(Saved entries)
===
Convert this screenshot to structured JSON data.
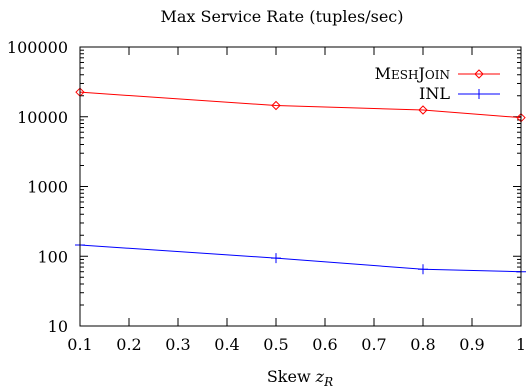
{
  "chart_data": {
    "type": "line",
    "title": "Max Service Rate (tuples/sec)",
    "xlabel": "Skew",
    "xlabel_symbol": "z",
    "xlabel_subscript": "R",
    "ylabel": "",
    "xlim": [
      0.1,
      1.0
    ],
    "ylim": [
      10,
      100000
    ],
    "yscale": "log",
    "grid": false,
    "legend_position": "top-right",
    "x_ticks": [
      {
        "value": 0.1,
        "label": "0.1"
      },
      {
        "value": 0.2,
        "label": "0.2"
      },
      {
        "value": 0.3,
        "label": "0.3"
      },
      {
        "value": 0.4,
        "label": "0.4"
      },
      {
        "value": 0.5,
        "label": "0.5"
      },
      {
        "value": 0.6,
        "label": "0.6"
      },
      {
        "value": 0.7,
        "label": "0.7"
      },
      {
        "value": 0.8,
        "label": "0.8"
      },
      {
        "value": 0.9,
        "label": "0.9"
      },
      {
        "value": 1.0,
        "label": "1"
      }
    ],
    "y_ticks": [
      {
        "value": 10,
        "label": "10"
      },
      {
        "value": 100,
        "label": "100"
      },
      {
        "value": 1000,
        "label": "1000"
      },
      {
        "value": 10000,
        "label": "10000"
      },
      {
        "value": 100000,
        "label": "100000"
      }
    ],
    "series": [
      {
        "name": "MeshJoin",
        "name_first": "M",
        "name_rest_first": "ESH",
        "name_second": "J",
        "name_rest_second": "OIN",
        "color": "#ff0000",
        "marker": "diamond",
        "x": [
          0.1,
          0.5,
          0.8,
          1.0
        ],
        "y": [
          22500,
          14500,
          12500,
          9700
        ]
      },
      {
        "name": "INL",
        "color": "#0000ff",
        "marker": "plus",
        "x": [
          0.1,
          0.5,
          0.8,
          1.0
        ],
        "y": [
          145,
          94,
          65,
          60
        ]
      }
    ]
  }
}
===
▶ TASK PROMPT:
Transcribe the material exactly, leaving every picture out.

▶ ANSWER FOR THE TASK:
Convert this screenshot to structured JSON data.
{
  "chart_data": {
    "type": "line",
    "title": "Max Service Rate (tuples/sec)",
    "xlabel": "Skew",
    "xlabel_symbol": "z",
    "xlabel_subscript": "R",
    "ylabel": "",
    "xlim": [
      0.1,
      1.0
    ],
    "ylim": [
      10,
      100000
    ],
    "yscale": "log",
    "grid": false,
    "legend_position": "top-right",
    "x_ticks": [
      {
        "value": 0.1,
        "label": "0.1"
      },
      {
        "value": 0.2,
        "label": "0.2"
      },
      {
        "value": 0.3,
        "label": "0.3"
      },
      {
        "value": 0.4,
        "label": "0.4"
      },
      {
        "value": 0.5,
        "label": "0.5"
      },
      {
        "value": 0.6,
        "label": "0.6"
      },
      {
        "value": 0.7,
        "label": "0.7"
      },
      {
        "value": 0.8,
        "label": "0.8"
      },
      {
        "value": 0.9,
        "label": "0.9"
      },
      {
        "value": 1.0,
        "label": "1"
      }
    ],
    "y_ticks": [
      {
        "value": 10,
        "label": "10"
      },
      {
        "value": 100,
        "label": "100"
      },
      {
        "value": 1000,
        "label": "1000"
      },
      {
        "value": 10000,
        "label": "10000"
      },
      {
        "value": 100000,
        "label": "100000"
      }
    ],
    "series": [
      {
        "name": "MeshJoin",
        "name_first": "M",
        "name_rest_first": "ESH",
        "name_second": "J",
        "name_rest_second": "OIN",
        "color": "#ff0000",
        "marker": "diamond",
        "x": [
          0.1,
          0.5,
          0.8,
          1.0
        ],
        "y": [
          22500,
          14500,
          12500,
          9700
        ]
      },
      {
        "name": "INL",
        "color": "#0000ff",
        "marker": "plus",
        "x": [
          0.1,
          0.5,
          0.8,
          1.0
        ],
        "y": [
          145,
          94,
          65,
          60
        ]
      }
    ]
  }
}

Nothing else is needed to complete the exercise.